## Your goal
Return the lines where the word "left" occurs.

[Data records]
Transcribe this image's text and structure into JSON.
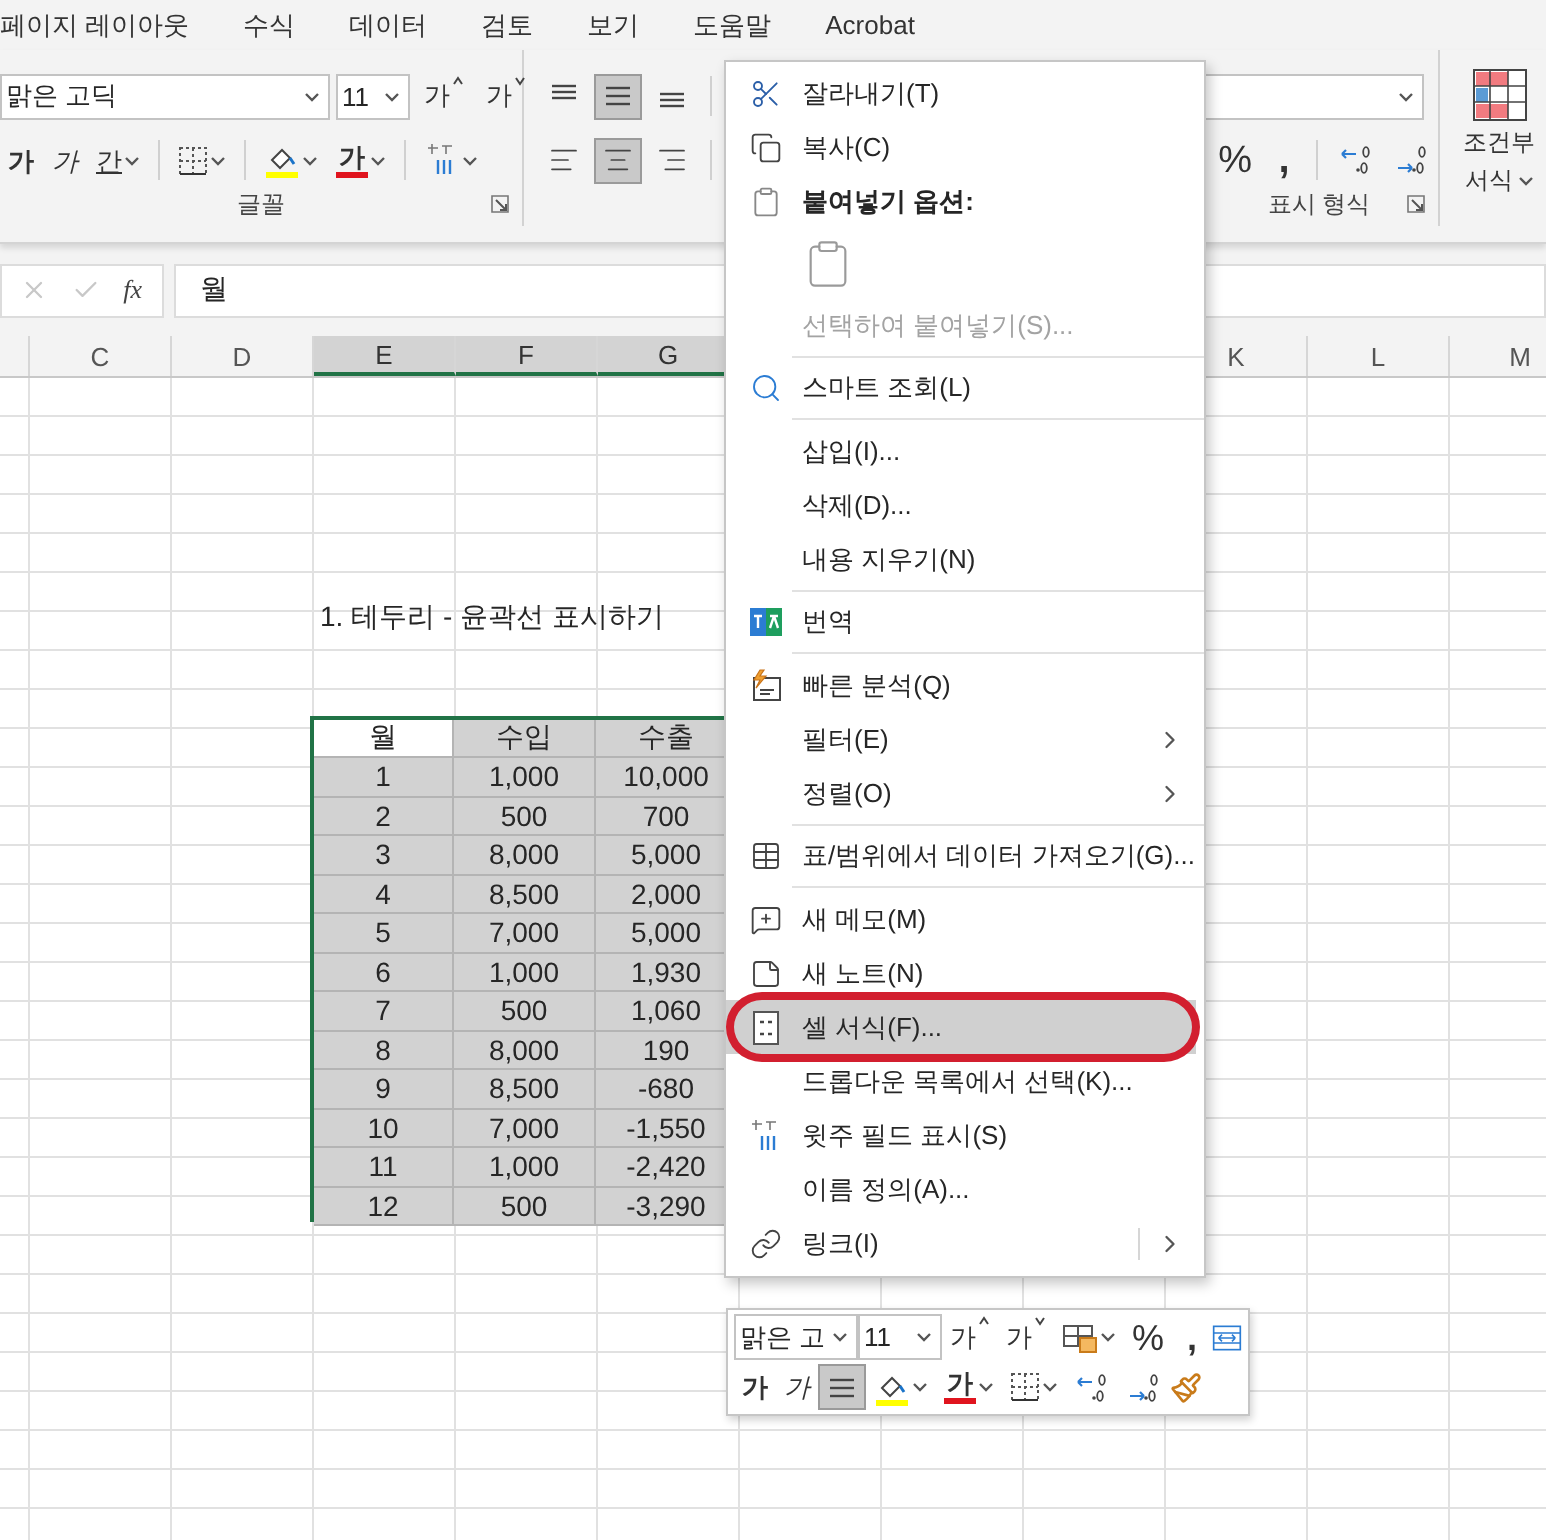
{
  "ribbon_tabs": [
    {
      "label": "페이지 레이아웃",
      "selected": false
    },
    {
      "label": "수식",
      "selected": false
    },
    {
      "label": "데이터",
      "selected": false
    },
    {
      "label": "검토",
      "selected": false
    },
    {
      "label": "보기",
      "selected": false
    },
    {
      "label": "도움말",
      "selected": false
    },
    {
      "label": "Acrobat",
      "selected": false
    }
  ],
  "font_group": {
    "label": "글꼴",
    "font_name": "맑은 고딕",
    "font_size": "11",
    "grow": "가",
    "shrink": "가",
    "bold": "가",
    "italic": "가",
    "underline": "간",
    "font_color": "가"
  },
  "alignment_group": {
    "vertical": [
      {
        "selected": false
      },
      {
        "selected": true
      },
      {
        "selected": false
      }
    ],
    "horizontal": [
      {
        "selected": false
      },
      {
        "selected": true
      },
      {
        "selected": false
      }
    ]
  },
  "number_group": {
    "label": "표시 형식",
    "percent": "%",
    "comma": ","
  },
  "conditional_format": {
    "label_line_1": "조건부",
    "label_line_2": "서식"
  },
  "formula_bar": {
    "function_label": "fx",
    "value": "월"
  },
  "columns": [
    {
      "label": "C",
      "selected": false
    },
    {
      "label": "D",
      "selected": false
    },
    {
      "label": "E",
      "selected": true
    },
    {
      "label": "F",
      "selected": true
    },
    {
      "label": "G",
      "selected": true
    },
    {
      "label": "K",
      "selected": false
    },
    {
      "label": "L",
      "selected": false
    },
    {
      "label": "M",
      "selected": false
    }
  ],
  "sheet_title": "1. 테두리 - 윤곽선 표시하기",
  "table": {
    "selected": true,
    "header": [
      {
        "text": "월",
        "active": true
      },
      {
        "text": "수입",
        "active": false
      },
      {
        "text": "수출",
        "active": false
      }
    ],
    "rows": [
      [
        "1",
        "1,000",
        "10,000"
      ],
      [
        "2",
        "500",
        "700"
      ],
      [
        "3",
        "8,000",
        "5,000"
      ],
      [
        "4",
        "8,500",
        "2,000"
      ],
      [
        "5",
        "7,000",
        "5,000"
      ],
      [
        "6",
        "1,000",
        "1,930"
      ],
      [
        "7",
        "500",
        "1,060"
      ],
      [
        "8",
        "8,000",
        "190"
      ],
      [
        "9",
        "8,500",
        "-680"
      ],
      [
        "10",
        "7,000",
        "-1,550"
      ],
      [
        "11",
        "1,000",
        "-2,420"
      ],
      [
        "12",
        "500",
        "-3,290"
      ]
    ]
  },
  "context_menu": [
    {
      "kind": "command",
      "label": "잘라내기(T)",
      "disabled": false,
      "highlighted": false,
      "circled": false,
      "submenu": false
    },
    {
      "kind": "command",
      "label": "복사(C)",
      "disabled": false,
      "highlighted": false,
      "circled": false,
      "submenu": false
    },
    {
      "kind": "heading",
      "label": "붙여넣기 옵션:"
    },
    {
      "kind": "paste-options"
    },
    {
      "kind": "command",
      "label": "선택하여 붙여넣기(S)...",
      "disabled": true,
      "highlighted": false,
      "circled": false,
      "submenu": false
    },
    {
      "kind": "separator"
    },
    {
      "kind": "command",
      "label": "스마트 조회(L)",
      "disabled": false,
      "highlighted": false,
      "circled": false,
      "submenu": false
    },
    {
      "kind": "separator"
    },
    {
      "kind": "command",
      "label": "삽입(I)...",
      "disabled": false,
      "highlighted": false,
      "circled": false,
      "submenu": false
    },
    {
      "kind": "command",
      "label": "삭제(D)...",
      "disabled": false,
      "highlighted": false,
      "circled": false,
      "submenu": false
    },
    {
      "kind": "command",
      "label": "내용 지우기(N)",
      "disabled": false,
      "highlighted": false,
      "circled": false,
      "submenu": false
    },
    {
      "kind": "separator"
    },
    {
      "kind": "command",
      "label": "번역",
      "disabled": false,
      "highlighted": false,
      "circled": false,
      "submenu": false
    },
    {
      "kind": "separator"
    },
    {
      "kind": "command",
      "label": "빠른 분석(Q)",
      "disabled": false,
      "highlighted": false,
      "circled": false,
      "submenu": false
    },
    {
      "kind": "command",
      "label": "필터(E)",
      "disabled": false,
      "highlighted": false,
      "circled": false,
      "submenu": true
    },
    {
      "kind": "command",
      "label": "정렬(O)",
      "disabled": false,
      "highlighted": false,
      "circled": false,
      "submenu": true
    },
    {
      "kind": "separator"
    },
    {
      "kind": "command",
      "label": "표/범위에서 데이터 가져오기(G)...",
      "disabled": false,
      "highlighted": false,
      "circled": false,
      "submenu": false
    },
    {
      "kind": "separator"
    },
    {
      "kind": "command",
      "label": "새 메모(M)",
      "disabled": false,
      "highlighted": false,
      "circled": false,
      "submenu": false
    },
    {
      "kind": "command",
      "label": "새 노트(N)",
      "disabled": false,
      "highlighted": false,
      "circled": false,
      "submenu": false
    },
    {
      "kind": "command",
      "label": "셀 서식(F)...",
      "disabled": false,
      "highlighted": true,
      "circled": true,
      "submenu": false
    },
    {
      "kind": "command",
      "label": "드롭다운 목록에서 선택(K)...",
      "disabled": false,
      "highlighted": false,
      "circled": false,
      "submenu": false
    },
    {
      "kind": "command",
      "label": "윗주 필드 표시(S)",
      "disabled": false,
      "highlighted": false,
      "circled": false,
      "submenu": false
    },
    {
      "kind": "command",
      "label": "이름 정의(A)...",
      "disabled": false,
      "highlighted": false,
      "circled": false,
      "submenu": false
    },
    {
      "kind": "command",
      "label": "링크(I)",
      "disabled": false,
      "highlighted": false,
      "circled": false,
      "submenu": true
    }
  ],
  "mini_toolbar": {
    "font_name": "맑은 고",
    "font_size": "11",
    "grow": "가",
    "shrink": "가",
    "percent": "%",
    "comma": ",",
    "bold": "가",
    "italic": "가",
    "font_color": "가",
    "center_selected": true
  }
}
* * *
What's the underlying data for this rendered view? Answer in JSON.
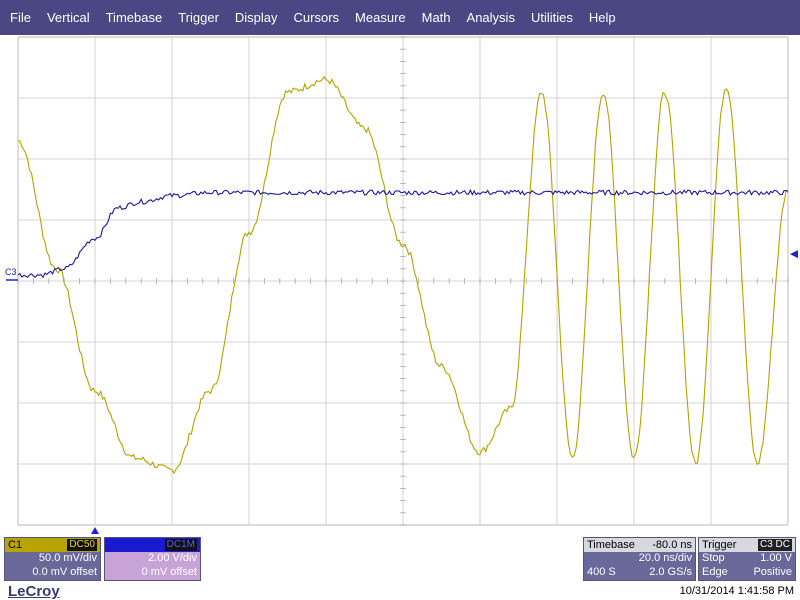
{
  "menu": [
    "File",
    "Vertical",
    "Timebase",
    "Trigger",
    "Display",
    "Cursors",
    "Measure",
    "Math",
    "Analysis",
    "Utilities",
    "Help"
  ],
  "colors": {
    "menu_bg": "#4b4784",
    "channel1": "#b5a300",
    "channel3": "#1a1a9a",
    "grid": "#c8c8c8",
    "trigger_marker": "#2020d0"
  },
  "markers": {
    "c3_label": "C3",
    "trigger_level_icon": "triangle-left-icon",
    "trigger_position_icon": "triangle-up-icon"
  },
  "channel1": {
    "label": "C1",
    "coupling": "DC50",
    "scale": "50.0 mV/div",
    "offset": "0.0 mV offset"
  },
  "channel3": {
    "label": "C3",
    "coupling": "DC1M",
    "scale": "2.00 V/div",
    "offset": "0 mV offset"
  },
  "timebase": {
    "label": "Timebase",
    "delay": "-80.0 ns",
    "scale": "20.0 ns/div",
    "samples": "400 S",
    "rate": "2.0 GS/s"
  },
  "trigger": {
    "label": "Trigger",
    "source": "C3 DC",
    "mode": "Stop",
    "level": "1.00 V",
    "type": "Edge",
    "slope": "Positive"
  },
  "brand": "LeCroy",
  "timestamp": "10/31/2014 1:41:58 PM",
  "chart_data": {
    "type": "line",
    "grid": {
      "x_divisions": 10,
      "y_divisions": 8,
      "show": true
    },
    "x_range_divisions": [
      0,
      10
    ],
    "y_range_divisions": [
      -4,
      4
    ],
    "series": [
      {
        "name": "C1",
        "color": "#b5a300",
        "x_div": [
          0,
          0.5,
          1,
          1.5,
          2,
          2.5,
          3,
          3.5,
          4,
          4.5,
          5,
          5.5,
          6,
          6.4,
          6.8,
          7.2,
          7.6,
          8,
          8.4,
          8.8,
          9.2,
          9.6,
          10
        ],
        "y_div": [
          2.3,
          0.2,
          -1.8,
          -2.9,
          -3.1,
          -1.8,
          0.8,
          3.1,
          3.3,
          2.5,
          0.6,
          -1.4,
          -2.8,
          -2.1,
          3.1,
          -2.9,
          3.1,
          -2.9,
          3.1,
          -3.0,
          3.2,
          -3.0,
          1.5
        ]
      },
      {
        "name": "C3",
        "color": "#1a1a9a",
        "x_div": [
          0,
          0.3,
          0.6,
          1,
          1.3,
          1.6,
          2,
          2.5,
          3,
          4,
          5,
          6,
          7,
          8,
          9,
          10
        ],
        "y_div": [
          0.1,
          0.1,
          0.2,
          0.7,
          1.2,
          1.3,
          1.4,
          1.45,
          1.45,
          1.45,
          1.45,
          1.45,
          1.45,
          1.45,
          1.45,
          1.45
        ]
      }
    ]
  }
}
...
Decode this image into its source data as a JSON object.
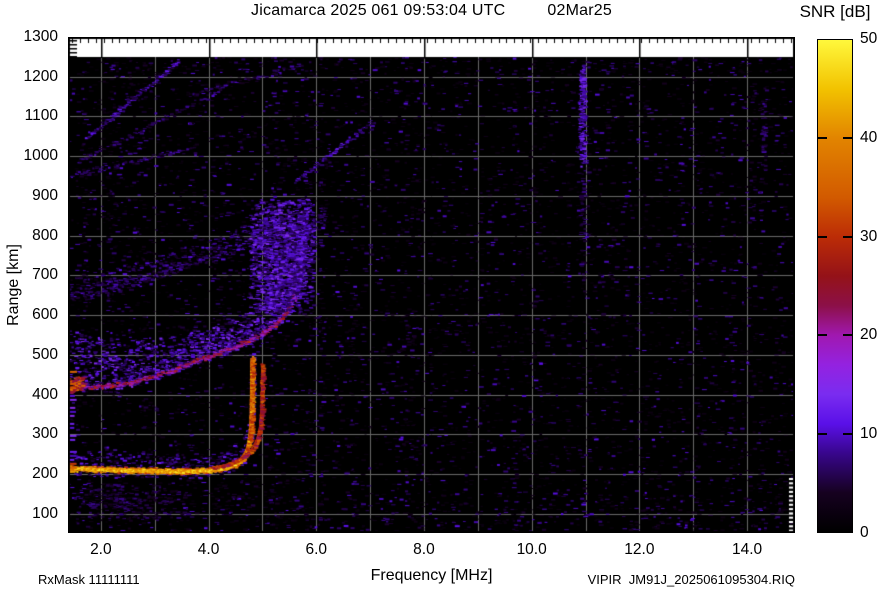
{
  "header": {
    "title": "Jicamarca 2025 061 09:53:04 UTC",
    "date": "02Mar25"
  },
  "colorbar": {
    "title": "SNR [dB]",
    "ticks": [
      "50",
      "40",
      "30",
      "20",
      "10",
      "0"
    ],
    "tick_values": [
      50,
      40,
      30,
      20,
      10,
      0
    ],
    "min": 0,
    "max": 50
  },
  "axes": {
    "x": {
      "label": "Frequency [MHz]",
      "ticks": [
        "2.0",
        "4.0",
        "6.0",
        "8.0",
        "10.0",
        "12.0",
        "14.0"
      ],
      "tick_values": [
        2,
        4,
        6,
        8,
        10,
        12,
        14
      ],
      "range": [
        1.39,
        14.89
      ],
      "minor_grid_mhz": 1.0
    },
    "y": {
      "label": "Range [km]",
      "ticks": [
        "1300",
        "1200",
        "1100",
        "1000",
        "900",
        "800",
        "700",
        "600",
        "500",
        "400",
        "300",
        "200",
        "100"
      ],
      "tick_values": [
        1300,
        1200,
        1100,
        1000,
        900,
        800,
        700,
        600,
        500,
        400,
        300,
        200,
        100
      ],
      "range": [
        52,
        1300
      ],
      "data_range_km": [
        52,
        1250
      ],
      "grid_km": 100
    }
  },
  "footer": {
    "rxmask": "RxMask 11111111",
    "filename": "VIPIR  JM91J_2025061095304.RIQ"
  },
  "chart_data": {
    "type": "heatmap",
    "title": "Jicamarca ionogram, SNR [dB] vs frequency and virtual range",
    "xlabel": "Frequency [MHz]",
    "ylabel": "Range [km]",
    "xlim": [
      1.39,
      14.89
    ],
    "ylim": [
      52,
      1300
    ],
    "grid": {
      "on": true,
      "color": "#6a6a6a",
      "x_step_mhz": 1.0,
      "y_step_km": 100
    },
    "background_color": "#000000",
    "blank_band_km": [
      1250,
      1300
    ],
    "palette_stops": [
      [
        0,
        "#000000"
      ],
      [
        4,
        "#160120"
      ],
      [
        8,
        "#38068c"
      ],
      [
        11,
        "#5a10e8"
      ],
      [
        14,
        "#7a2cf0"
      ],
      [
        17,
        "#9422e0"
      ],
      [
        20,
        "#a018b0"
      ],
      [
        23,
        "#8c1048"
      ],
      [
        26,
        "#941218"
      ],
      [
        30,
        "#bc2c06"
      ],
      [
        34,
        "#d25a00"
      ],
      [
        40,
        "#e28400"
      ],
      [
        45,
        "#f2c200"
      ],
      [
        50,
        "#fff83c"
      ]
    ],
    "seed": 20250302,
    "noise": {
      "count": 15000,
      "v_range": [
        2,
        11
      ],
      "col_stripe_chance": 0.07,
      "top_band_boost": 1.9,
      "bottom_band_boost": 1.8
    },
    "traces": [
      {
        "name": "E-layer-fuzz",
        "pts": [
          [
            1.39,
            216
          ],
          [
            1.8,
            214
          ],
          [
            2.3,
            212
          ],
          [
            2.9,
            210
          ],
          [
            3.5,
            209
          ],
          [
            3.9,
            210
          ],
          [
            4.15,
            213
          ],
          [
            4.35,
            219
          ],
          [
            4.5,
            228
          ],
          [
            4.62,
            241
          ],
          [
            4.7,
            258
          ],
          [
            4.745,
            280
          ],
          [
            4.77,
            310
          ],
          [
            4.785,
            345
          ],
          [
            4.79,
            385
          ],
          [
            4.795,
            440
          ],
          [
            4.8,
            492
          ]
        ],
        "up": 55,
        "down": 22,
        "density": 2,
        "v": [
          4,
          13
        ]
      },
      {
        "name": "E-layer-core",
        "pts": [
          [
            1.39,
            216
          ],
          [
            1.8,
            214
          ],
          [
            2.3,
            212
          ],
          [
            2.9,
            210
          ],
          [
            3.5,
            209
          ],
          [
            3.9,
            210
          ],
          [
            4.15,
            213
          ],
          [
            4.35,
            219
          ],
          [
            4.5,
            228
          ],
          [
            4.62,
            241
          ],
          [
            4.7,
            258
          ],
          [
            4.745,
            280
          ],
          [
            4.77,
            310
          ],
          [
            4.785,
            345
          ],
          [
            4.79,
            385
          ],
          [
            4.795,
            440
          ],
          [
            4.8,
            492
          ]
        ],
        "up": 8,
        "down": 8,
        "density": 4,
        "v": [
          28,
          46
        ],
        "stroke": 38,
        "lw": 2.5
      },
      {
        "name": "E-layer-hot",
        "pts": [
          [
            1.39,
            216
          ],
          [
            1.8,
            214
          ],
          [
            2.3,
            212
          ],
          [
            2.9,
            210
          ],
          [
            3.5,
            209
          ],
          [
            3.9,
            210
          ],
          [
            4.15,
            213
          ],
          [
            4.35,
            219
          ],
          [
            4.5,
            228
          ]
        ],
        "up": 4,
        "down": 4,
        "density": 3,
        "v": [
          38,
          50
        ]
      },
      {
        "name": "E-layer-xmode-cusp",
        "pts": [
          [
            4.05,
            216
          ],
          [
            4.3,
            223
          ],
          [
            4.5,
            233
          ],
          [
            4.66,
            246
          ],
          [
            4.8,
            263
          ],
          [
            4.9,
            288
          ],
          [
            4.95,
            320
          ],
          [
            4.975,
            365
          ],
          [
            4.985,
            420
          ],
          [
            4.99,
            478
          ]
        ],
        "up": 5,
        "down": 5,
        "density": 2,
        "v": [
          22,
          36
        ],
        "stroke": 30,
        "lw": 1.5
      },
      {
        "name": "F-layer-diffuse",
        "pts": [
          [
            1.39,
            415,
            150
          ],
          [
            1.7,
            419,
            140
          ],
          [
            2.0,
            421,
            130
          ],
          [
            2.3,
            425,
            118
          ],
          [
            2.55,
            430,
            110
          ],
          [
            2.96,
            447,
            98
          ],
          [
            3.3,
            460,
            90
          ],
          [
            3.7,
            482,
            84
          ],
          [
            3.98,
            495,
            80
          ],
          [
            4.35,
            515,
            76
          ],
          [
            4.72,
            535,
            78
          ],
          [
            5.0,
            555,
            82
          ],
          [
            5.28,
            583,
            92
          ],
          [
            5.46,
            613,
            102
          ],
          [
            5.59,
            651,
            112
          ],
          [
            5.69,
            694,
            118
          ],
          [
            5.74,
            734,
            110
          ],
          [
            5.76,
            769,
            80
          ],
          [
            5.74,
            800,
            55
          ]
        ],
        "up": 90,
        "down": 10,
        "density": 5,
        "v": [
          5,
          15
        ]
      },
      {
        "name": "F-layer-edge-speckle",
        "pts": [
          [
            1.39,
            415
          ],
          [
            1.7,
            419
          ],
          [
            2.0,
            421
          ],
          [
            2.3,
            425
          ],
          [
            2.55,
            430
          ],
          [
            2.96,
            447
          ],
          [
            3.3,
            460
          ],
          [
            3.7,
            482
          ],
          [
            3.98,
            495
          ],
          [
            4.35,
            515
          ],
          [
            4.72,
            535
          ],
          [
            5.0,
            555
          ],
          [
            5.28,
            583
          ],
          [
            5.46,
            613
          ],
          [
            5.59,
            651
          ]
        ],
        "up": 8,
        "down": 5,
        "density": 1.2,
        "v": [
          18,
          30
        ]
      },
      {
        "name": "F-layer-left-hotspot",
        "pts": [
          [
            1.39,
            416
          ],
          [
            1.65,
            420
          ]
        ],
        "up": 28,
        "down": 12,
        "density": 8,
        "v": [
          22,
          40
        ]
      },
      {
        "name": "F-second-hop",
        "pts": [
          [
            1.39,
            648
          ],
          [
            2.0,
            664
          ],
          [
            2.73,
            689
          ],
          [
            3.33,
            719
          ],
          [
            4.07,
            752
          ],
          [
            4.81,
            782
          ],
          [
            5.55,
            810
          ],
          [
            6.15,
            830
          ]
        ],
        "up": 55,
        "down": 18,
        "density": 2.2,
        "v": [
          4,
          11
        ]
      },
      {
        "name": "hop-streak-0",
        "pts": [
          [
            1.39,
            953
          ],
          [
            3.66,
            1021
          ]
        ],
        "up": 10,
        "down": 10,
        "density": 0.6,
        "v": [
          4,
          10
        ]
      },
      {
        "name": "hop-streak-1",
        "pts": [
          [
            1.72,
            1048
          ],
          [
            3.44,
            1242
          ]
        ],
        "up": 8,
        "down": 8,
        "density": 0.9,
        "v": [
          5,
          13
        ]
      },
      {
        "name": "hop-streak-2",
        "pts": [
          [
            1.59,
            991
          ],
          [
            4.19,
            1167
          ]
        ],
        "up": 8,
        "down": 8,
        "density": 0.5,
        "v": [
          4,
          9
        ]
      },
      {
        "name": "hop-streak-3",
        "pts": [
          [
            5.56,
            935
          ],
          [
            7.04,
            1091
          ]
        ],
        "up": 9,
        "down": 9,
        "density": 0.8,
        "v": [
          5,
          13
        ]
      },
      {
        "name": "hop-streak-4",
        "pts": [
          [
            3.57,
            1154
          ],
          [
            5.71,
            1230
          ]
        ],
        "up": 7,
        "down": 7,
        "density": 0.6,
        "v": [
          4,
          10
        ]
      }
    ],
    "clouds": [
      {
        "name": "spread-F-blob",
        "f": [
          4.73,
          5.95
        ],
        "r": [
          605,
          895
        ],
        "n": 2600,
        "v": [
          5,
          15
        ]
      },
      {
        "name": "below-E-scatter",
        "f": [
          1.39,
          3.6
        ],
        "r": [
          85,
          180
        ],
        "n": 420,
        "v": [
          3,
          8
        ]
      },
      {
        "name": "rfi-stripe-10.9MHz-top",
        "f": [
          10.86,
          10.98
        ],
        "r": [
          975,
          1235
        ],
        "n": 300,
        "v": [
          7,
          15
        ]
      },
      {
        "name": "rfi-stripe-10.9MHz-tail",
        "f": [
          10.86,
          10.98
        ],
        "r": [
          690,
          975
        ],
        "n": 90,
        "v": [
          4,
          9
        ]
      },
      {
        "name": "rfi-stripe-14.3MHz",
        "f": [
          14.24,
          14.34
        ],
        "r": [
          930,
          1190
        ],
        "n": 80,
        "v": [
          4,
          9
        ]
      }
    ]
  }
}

## Complete answer
    "trigger_level_icon": "triangle-left-icon",
        "name": "F-layer-left-hotspot",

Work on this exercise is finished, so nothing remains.